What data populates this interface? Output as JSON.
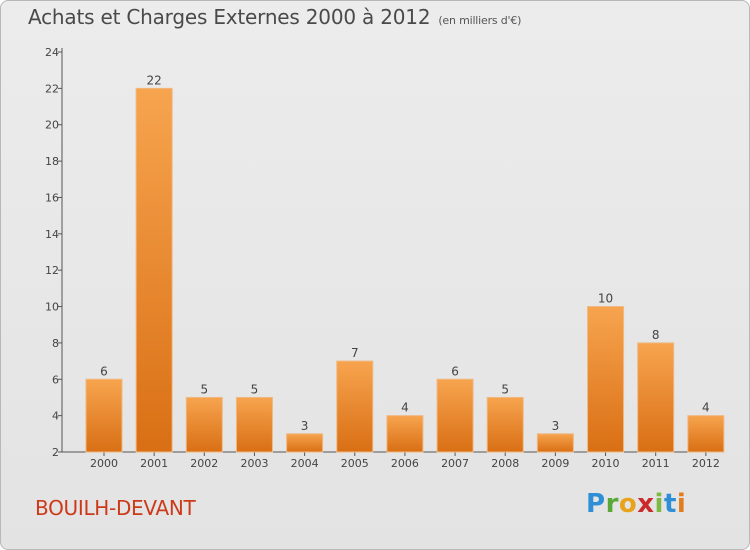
{
  "chart_data": {
    "type": "bar",
    "title": "Achats et Charges Externes 2000 à 2012",
    "subtitle": "(en milliers d'€)",
    "categories": [
      "2000",
      "2001",
      "2002",
      "2003",
      "2004",
      "2005",
      "2006",
      "2007",
      "2008",
      "2009",
      "2010",
      "2011",
      "2012"
    ],
    "values": [
      6,
      22,
      5,
      5,
      3,
      7,
      4,
      6,
      5,
      3,
      10,
      8,
      4
    ],
    "ylim": [
      2,
      24
    ],
    "yticks": [
      2,
      4,
      6,
      8,
      10,
      12,
      14,
      16,
      18,
      20,
      22,
      24
    ],
    "grid": false,
    "bar_color": "#e8862a"
  },
  "footer": {
    "commune": "BOUILH-DEVANT",
    "logo": {
      "p": "P",
      "r": "r",
      "o": "o",
      "x": "x",
      "i1": "i",
      "t": "t",
      "i2": "i"
    }
  }
}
......
TASK DIRECTIONS
Reproduce every record above exactly, but leave out the pictures.

TASK RESPONSE
What data populates this interface? Output as JSON.
{
  "chart_data": {
    "type": "bar",
    "title": "Achats et Charges Externes 2000 à 2012",
    "subtitle": "(en milliers d'€)",
    "categories": [
      "2000",
      "2001",
      "2002",
      "2003",
      "2004",
      "2005",
      "2006",
      "2007",
      "2008",
      "2009",
      "2010",
      "2011",
      "2012"
    ],
    "values": [
      6,
      22,
      5,
      5,
      3,
      7,
      4,
      6,
      5,
      3,
      10,
      8,
      4
    ],
    "ylim": [
      2,
      24
    ],
    "yticks": [
      2,
      4,
      6,
      8,
      10,
      12,
      14,
      16,
      18,
      20,
      22,
      24
    ],
    "grid": false,
    "bar_color": "#e8862a"
  },
  "footer": {
    "commune": "BOUILH-DEVANT",
    "logo": {
      "p": "P",
      "r": "r",
      "o": "o",
      "x": "x",
      "i1": "i",
      "t": "t",
      "i2": "i"
    }
  }
}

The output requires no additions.